Task directions
Single out the lines of the material that contain "Postpersonalreform" and copy them.

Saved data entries
————
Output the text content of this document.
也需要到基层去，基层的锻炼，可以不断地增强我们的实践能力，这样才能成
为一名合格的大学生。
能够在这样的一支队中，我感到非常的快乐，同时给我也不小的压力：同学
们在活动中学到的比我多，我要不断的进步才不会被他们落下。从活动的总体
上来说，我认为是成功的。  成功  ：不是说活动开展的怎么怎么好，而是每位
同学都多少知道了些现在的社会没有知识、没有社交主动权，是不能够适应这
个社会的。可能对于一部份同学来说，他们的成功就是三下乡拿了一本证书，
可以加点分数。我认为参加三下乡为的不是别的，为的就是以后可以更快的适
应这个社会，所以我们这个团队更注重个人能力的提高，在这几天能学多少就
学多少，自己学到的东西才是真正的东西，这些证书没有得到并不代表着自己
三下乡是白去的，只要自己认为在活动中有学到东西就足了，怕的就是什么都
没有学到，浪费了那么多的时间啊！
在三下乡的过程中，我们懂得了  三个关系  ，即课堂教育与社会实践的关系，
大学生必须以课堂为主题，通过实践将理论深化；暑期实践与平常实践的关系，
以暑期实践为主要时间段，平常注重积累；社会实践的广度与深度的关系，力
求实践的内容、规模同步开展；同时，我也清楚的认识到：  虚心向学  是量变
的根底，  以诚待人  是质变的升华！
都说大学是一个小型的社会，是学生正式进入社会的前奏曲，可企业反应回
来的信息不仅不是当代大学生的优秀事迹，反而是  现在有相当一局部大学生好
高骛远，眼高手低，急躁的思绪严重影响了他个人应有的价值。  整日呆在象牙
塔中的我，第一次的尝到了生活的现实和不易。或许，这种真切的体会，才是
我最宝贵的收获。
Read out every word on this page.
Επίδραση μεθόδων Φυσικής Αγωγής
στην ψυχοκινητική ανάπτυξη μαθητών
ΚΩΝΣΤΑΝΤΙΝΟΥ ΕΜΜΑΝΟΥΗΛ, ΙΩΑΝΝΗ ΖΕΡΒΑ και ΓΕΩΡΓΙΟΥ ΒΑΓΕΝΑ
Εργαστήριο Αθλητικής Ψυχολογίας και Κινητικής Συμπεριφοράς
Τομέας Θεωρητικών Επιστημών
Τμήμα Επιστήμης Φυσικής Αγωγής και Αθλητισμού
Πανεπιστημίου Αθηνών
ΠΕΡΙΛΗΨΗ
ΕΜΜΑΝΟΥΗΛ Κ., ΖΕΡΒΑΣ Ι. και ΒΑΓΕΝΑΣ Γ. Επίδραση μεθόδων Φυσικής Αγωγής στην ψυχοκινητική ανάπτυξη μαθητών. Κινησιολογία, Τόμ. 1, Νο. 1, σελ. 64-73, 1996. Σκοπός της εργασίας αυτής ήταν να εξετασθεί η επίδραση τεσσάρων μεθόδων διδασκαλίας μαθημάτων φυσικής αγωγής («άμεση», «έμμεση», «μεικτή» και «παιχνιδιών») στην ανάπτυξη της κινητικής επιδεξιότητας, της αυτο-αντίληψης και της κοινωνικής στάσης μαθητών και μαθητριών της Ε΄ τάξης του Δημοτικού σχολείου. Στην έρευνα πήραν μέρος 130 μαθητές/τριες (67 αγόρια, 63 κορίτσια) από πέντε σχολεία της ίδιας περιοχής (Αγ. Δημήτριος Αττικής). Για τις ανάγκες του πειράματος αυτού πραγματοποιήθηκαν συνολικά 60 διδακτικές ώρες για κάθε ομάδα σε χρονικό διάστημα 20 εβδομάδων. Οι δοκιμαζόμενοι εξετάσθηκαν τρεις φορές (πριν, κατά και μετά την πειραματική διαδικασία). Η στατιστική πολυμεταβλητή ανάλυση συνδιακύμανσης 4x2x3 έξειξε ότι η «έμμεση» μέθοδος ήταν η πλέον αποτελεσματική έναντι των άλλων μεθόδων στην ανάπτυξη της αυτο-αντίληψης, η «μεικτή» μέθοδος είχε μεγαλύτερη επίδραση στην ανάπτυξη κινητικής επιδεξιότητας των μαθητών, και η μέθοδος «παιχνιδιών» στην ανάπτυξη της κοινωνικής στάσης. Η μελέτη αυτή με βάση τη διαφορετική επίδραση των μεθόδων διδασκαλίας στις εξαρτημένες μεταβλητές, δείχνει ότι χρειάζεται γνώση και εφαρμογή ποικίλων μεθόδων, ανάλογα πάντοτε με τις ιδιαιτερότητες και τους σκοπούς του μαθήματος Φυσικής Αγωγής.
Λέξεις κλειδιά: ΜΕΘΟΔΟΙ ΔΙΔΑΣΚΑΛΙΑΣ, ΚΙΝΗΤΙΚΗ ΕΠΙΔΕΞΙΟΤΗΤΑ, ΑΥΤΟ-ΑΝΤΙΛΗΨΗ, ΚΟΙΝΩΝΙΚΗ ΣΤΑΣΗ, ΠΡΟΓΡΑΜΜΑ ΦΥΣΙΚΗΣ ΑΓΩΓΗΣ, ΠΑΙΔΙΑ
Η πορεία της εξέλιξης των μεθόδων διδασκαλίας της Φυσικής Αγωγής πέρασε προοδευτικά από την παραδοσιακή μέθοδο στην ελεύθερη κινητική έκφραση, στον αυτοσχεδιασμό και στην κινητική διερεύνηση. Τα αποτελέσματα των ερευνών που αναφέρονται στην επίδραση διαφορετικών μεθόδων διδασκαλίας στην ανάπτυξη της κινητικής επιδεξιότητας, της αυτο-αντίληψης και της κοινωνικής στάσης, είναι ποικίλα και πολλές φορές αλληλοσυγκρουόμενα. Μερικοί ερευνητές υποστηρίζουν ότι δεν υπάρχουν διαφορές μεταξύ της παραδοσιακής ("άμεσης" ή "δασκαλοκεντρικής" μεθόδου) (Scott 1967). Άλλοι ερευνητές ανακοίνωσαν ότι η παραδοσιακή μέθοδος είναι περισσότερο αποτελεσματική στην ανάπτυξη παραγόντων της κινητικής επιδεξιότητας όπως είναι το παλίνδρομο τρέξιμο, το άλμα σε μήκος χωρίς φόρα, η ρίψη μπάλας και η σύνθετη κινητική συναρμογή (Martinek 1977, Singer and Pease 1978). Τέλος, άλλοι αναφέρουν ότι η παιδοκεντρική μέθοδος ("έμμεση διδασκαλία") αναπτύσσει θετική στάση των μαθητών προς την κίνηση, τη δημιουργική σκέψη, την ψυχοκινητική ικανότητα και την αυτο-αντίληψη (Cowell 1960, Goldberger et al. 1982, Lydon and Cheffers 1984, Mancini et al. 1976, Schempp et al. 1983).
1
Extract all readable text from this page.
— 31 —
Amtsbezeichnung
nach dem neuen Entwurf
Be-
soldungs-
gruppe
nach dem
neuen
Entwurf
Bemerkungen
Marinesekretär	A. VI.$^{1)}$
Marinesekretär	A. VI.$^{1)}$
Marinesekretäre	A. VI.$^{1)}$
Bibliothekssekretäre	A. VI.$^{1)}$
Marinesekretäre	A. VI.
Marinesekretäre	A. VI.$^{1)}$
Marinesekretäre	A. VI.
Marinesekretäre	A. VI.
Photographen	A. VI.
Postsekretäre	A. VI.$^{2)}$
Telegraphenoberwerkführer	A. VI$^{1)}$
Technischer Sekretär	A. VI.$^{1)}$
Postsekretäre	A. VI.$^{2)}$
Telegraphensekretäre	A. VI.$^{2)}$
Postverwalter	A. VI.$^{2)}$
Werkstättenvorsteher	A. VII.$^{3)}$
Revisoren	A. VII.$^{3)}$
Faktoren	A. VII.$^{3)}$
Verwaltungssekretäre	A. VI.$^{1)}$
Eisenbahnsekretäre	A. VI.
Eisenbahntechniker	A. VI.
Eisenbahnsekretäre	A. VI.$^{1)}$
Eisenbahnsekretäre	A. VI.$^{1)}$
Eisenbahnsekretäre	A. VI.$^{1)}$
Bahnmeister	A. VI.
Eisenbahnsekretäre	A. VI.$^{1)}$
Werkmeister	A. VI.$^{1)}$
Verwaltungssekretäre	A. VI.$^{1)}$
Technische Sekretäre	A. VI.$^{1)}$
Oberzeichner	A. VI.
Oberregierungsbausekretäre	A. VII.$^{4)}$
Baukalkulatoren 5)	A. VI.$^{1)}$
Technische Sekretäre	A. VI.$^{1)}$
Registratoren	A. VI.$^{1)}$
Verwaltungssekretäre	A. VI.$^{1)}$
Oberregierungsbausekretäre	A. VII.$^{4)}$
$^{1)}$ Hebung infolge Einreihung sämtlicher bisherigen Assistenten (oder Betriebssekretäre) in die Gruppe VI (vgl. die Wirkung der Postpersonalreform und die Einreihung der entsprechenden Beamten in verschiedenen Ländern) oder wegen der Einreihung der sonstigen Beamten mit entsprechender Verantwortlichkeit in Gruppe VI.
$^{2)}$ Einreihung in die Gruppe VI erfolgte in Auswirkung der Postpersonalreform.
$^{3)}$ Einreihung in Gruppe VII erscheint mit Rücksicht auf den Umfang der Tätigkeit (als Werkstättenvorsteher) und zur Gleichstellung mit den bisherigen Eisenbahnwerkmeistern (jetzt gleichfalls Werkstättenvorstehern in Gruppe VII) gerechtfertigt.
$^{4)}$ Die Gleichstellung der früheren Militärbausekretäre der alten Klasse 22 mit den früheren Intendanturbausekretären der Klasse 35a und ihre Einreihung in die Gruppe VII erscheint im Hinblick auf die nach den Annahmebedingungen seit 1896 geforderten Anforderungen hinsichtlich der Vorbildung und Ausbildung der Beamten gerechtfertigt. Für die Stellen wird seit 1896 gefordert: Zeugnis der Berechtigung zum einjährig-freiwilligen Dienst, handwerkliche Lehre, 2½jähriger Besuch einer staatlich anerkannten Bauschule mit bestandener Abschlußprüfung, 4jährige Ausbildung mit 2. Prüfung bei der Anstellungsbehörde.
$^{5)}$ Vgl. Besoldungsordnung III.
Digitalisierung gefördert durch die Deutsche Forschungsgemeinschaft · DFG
————
Answer to this task
$^{1)}$ Hebung infolge Einreihung sämtlicher bisherigen Assistenten (oder Betriebssekretäre) in die Gruppe VI (vgl. die Wirkung der Postpersonalreform und die Einreihung der entsprechenden Beamten in verschiedenen Ländern) oder wegen der Einreihung der sonstigen Beamten mit entsprechender Verantwortlichkeit in Gruppe VI.
$^{2)}$ Einreihung in die Gruppe VI erfolgte in Auswirkung der Postpersonalreform.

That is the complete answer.